▸ **Requirements**
Every line containing the word "snippet" needs to be found and copied.

Start Records for processing

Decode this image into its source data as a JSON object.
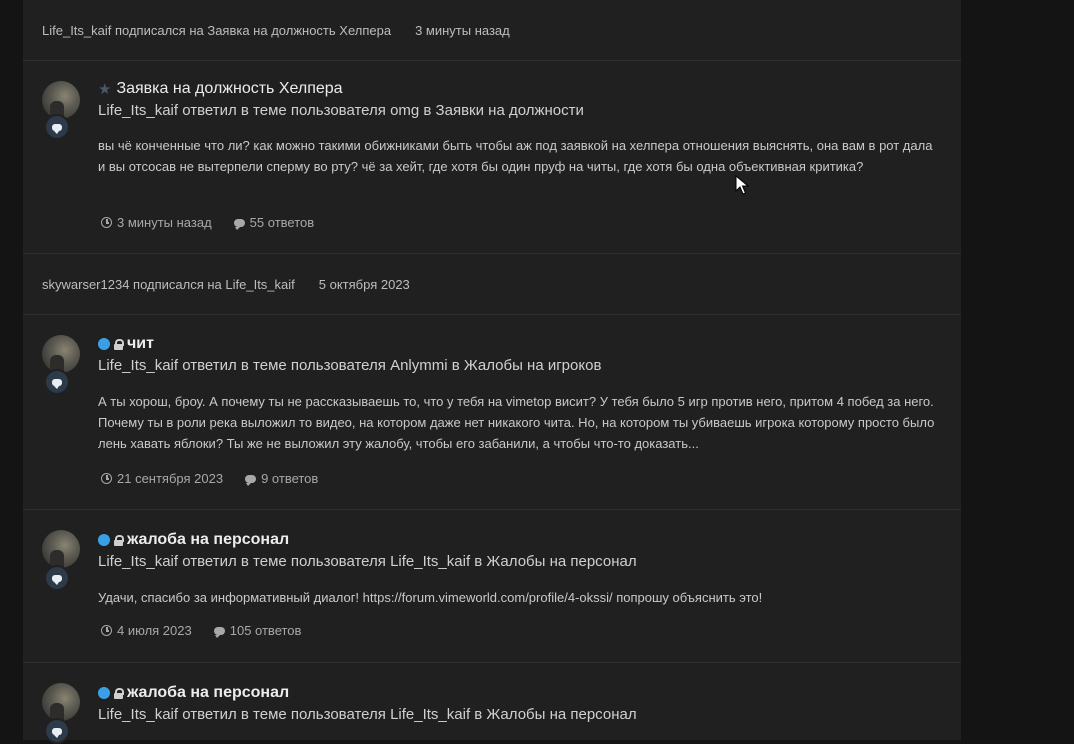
{
  "activity": {
    "system_rows": [
      {
        "text": "Life_Its_kaif подписался на Заявка на должность Хелпера",
        "time": "3 минуты назад"
      },
      {
        "text": "skywarser1234 подписался на Life_Its_kaif",
        "time": "5 октября 2023"
      }
    ],
    "entries": [
      {
        "title": "Заявка на должность Хелпера",
        "meta": "Life_Its_kaif ответил в теме пользователя omg в Заявки на должности",
        "snippet": "вы чё конченные что ли? как можно такими обижниками быть чтобы аж под заявкой на хелпера отношения выяснять, она вам в рот дала и вы отсосав не вытерпели сперму во рту? чё за хейт, где хотя бы один пруф на читы, где хотя бы одна объективная критика?",
        "time": "3 минуты назад",
        "replies": "55 ответов"
      },
      {
        "title": "чит",
        "meta": "Life_Its_kaif ответил в теме пользователя Anlymmi в Жалобы на игроков",
        "snippet": "А ты хорош, броу. А почему ты не рассказываешь то, что у тебя на vimetop висит? У тебя было 5 игр против него, притом 4 побед за него. Почему ты в роли река выложил то видео, на котором даже нет никакого чита. Но, на котором ты убиваешь игрока которому просто было лень хавать яблоки? Ты же не выложил эту жалобу, чтобы его забанили, а чтобы что-то доказать...",
        "time": "21 сентября 2023",
        "replies": "9 ответов"
      },
      {
        "title": "жалоба на персонал",
        "meta": "Life_Its_kaif ответил в теме пользователя Life_Its_kaif в Жалобы на персонал",
        "snippet": "Удачи, спасибо за информативный диалог! https://forum.vimeworld.com/profile/4-okssi/ попрошу объяснить это!",
        "time": "4 июля 2023",
        "replies": "105 ответов"
      },
      {
        "title": "жалоба на персонал",
        "meta": "Life_Its_kaif ответил в теме пользователя Life_Its_kaif в Жалобы на персонал"
      }
    ]
  },
  "icons": {
    "star": "star-icon",
    "unread": "unread-dot-icon",
    "locked": "lock-icon",
    "clock": "clock-icon",
    "comment": "comment-icon",
    "type": "reply-bubble-icon"
  },
  "colors": {
    "panel": "#202020",
    "background": "#141414",
    "unread_dot": "#3aa0e6"
  }
}
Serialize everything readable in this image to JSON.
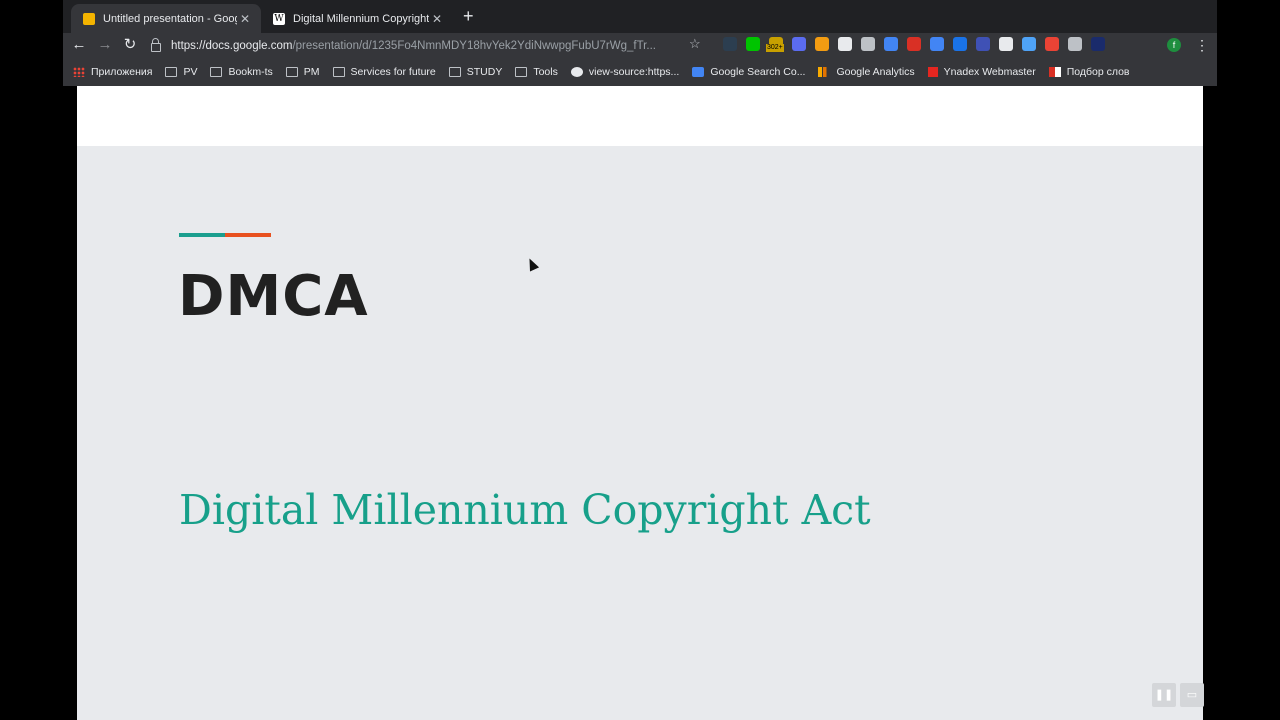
{
  "tabs": [
    {
      "title": "Untitled presentation - Google Slides",
      "favicon": "slides-icon",
      "color": "#f4b400"
    },
    {
      "title": "Digital Millennium Copyright Act - Wikipedia",
      "favicon": "wikipedia-icon",
      "color": "#ffffff"
    }
  ],
  "tab_favicon_letters": {
    "wikipedia": "W"
  },
  "url": {
    "host": "https://docs.google.com",
    "path": "/presentation/d/1235Fo4NmnMDY18hvYek2YdiNwwpgFubU7rWg_fTr..."
  },
  "profile_initial": "f",
  "bookmarks": [
    {
      "label": "Приложения",
      "icon": "apps"
    },
    {
      "label": "PV",
      "icon": "folder"
    },
    {
      "label": "Bookm-ts",
      "icon": "folder"
    },
    {
      "label": "PM",
      "icon": "folder"
    },
    {
      "label": "Services for future",
      "icon": "folder"
    },
    {
      "label": "STUDY",
      "icon": "folder"
    },
    {
      "label": "Tools",
      "icon": "folder"
    },
    {
      "label": "view-source:https...",
      "icon": "globe"
    },
    {
      "label": "Google Search Co...",
      "icon": "search-console"
    },
    {
      "label": "Google Analytics",
      "icon": "analytics"
    },
    {
      "label": "Ynadex Webmaster",
      "icon": "yandex"
    },
    {
      "label": "Подбор слов",
      "icon": "wordstat"
    }
  ],
  "extensions": [
    {
      "name": "ext-1-icon",
      "color": "#2c3e50"
    },
    {
      "name": "ext-2-icon",
      "color": "#00c400"
    },
    {
      "name": "ext-3-icon",
      "color": "#c8a000",
      "badge": "302+"
    },
    {
      "name": "ext-4-icon",
      "color": "#5b6cf0"
    },
    {
      "name": "ext-5-icon",
      "color": "#f39c12"
    },
    {
      "name": "ext-6-icon",
      "color": "#e8eaed"
    },
    {
      "name": "ext-7-icon",
      "color": "#bdc1c6"
    },
    {
      "name": "ext-8-icon",
      "color": "#4285f4"
    },
    {
      "name": "ext-9-icon",
      "color": "#d93025"
    },
    {
      "name": "ext-10-icon",
      "color": "#4285f4"
    },
    {
      "name": "ext-11-icon",
      "color": "#1a73e8"
    },
    {
      "name": "ext-12-icon",
      "color": "#3f51b5"
    },
    {
      "name": "ext-13-icon",
      "color": "#e8eaed"
    },
    {
      "name": "ext-14-icon",
      "color": "#4fa3f7"
    },
    {
      "name": "ext-15-icon",
      "color": "#ea4335"
    },
    {
      "name": "ext-16-icon",
      "color": "#bdc1c6"
    },
    {
      "name": "ext-17-icon",
      "color": "#1a2b6b"
    }
  ],
  "slide": {
    "title": "DMCA",
    "subtitle": "Digital Millennium Copyright Act",
    "accent_colors": [
      "#1b9e8e",
      "#e8511f"
    ],
    "title_color": "#212121",
    "subtitle_color": "#17a08a"
  }
}
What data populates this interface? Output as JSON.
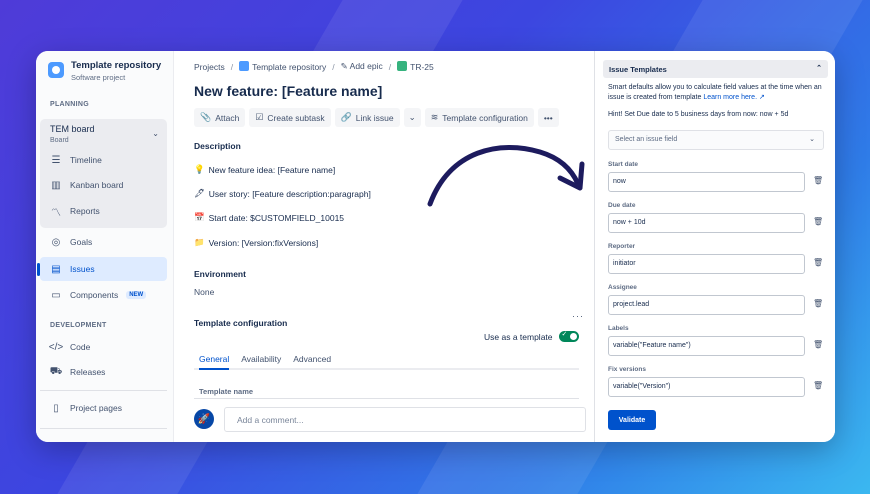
{
  "sidebar": {
    "project_name": "Template repository",
    "project_type": "Software project",
    "planning_label": "PLANNING",
    "board": {
      "title": "TEM board",
      "subtitle": "Board"
    },
    "planning_items": [
      {
        "label": "Timeline",
        "icon": "timeline-icon"
      },
      {
        "label": "Kanban board",
        "icon": "kanban-icon"
      },
      {
        "label": "Reports",
        "icon": "reports-icon"
      }
    ],
    "items": [
      {
        "label": "Goals",
        "icon": "goals-icon"
      },
      {
        "label": "Issues",
        "icon": "issues-icon",
        "active": true
      },
      {
        "label": "Components",
        "icon": "components-icon",
        "badge": "NEW"
      }
    ],
    "development_label": "DEVELOPMENT",
    "dev_items": [
      {
        "label": "Code",
        "icon": "code-icon"
      },
      {
        "label": "Releases",
        "icon": "releases-icon"
      }
    ],
    "project_pages": "Project pages"
  },
  "breadcrumb": {
    "projects": "Projects",
    "repo": "Template repository",
    "epic": "Add epic",
    "issue": "TR-25"
  },
  "issue": {
    "title": "New feature: [Feature name]",
    "toolbar": {
      "attach": "Attach",
      "subtask": "Create subtask",
      "link": "Link issue",
      "config": "Template configuration"
    },
    "description_heading": "Description",
    "description_lines": [
      {
        "emoji": "💡",
        "text": "New feature idea: [Feature name]"
      },
      {
        "emoji": "🖋",
        "text": "User story: [Feature description:paragraph]"
      },
      {
        "emoji": "📅",
        "text": "Start date: $CUSTOMFIELD_10015"
      },
      {
        "emoji": "📁",
        "text": "Version: [Version:fixVersions]"
      }
    ],
    "environment_heading": "Environment",
    "environment_value": "None",
    "template_config_heading": "Template configuration",
    "use_as_template": "Use as a template",
    "use_as_template_on": true,
    "tabs": [
      "General",
      "Availability",
      "Advanced"
    ],
    "active_tab": "General",
    "template_name_label": "Template name",
    "comment_placeholder": "Add a comment..."
  },
  "panel": {
    "title": "Issue Templates",
    "intro": "Smart defaults allow you to calculate field values at the time when an issue is created from template",
    "learn_more": "Learn more here.",
    "hint": "Hint! Set Due date to 5 business days from now: now + 5d",
    "select_placeholder": "Select an issue field",
    "fields": [
      {
        "label": "Start date",
        "value": "now"
      },
      {
        "label": "Due date",
        "value": "now + 10d"
      },
      {
        "label": "Reporter",
        "value": "initiator"
      },
      {
        "label": "Assignee",
        "value": "project.lead"
      },
      {
        "label": "Labels",
        "value": "variable(\"Feature name\")"
      },
      {
        "label": "Fix versions",
        "value": "variable(\"Version\")"
      }
    ],
    "validate": "Validate"
  },
  "colors": {
    "accent": "#0052cc",
    "toggle_on": "#00875a",
    "arrow": "#1d1b5e"
  }
}
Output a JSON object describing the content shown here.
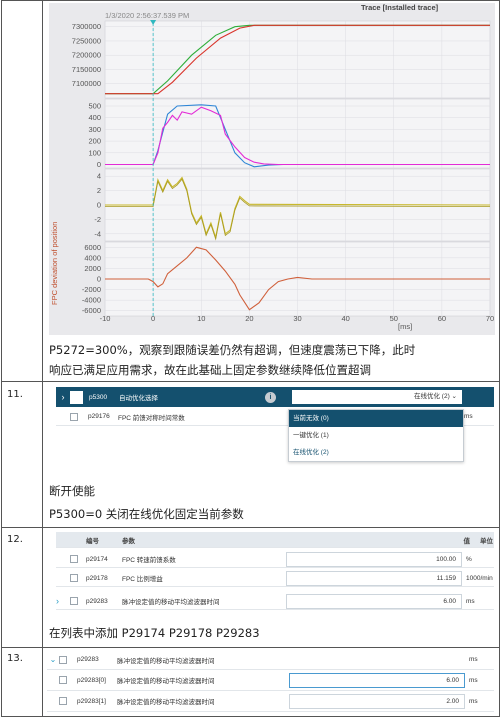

End Records for processing

▸ **Solved exercise**
        "snippet": "вы чё конченные что ли? как можно такими обижниками быть чтобы аж под заявкой на хелпера отношения выяснять, она вам в рот дала и вы отсосав не вытерпели сперму во рту? чё за хейт, где хотя бы один пруф на читы, где хотя бы одна объективная критика?",
        "snippet": "А ты хорош, броу. А почему ты не рассказываешь то, что у тебя на vimetop висит? У тебя было 5 игр против него, притом 4 побед за него. Почему ты в роли река выложил то видео, на котором даже нет никакого чита. Но, на котором ты убиваешь игрока которому просто было лень хавать яблоки? Ты же не выложил эту жалобу, чтобы его забанили, а чтобы что-то доказать...",
        "snippet": "Удачи, спасибо за информативный диалог! https://forum.vimeworld.com/profile/4-okssi/ попрошу объяснить это!",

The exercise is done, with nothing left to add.